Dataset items
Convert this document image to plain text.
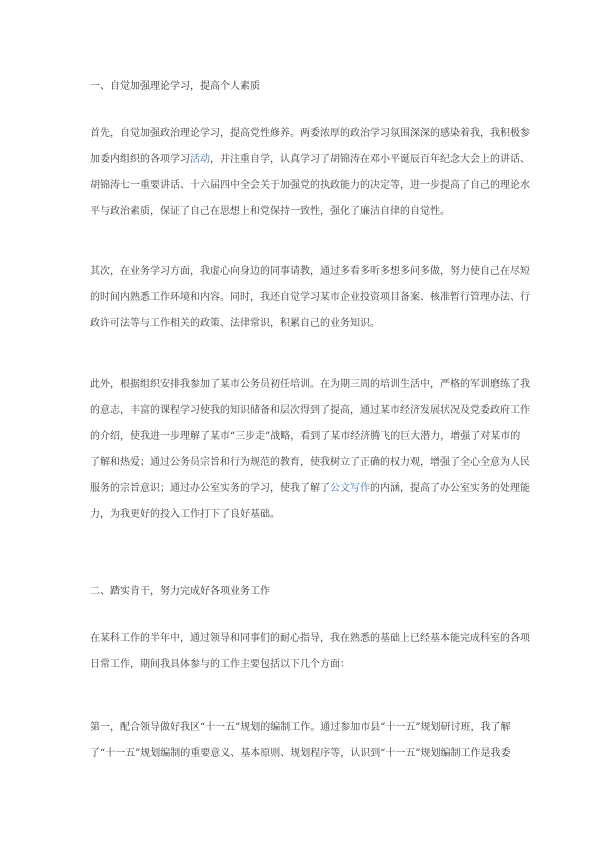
一、自觉加强理论学习，提高个人素质

首先，自觉加强政治理论学习，提高党性修养。两委浓厚的政治学习氛围深深的感染着我，我积极参
加委内组织的各项学习活动，并注重自学，认真学习了胡锦涛在邓小平诞辰百年纪念大会上的讲话、
胡锦涛七一重要讲话、十六届四中全会关于加强党的执政能力的决定等，进一步提高了自己的理论水
平与政治素质，保证了自己在思想上和党保持一致性，强化了廉洁自律的自觉性。
其次，在业务学习方面，我虚心向身边的同事请教，通过多看多听多想多问多做，努力使自己在尽短
的时间内熟悉工作环境和内容。同时，我还自觉学习某市企业投资项目备案、核准暂行管理办法、行
政许可法等与工作相关的政策、法律常识，积累自己的业务知识。
此外，根据组织安排我参加了某市公务员初任培训。在为期三周的培训生活中，严格的军训磨练了我
的意志，丰富的课程学习使我的知识储备和层次得到了提高，通过某市经济发展状况及党委政府工作
的介绍，使我进一步理解了某市“三步走”战略，看到了某市经济腾飞的巨大潜力，增强了对某市的
了解和热爱；通过公务员宗旨和行为规范的教育，使我树立了正确的权力观，增强了全心全意为人民
服务的宗旨意识；通过办公室实务的学习，使我了解了公文写作的内涵，提高了办公室实务的处理能
力，为我更好的投入工作打下了良好基础。

二、踏实肯干，努力完成好各项业务工作

在某科工作的半年中，通过领导和同事们的耐心指导，我在熟悉的基础上已经基本能完成科室的各项
日常工作，期间我具体参与的工作主要包括以下几个方面：
第一，配合领导做好我区“十一五”规划的编制工作。通过参加市县“十一五”规划研讨班，我了解
了“十一五”规划编制的重要意义、基本原则、规划程序等，认识到“十一五”规划编制工作是我委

• [EXERCISE BRIEF]:
Leave out the pictures and return every record word for word.

• [SOLUTION FOR THIS EXERCISE]:
Convert this document image to plain text.
一、自觉加强理论学习，提高个人素质

首先，自觉加强政治理论学习，提高党性修养。两委浓厚的政治学习氛围深深的感染着我，我积极参
加委内组织的各项学习活动，并注重自学，认真学习了胡锦涛在邓小平诞辰百年纪念大会上的讲话、
胡锦涛七一重要讲话、十六届四中全会关于加强党的执政能力的决定等，进一步提高了自己的理论水
平与政治素质，保证了自己在思想上和党保持一致性，强化了廉洁自律的自觉性。
其次，在业务学习方面，我虚心向身边的同事请教，通过多看多听多想多问多做，努力使自己在尽短
的时间内熟悉工作环境和内容。同时，我还自觉学习某市企业投资项目备案、核准暂行管理办法、行
政许可法等与工作相关的政策、法律常识，积累自己的业务知识。
此外，根据组织安排我参加了某市公务员初任培训。在为期三周的培训生活中，严格的军训磨练了我
的意志，丰富的课程学习使我的知识储备和层次得到了提高，通过某市经济发展状况及党委政府工作
的介绍，使我进一步理解了某市“三步走”战略，看到了某市经济腾飞的巨大潜力，增强了对某市的
了解和热爱；通过公务员宗旨和行为规范的教育，使我树立了正确的权力观，增强了全心全意为人民
服务的宗旨意识；通过办公室实务的学习，使我了解了公文写作的内涵，提高了办公室实务的处理能
力，为我更好的投入工作打下了良好基础。

二、踏实肯干，努力完成好各项业务工作

在某科工作的半年中，通过领导和同事们的耐心指导，我在熟悉的基础上已经基本能完成科室的各项
日常工作，期间我具体参与的工作主要包括以下几个方面：
第一，配合领导做好我区“十一五”规划的编制工作。通过参加市县“十一五”规划研讨班，我了解
了“十一五”规划编制的重要意义、基本原则、规划程序等，认识到“十一五”规划编制工作是我委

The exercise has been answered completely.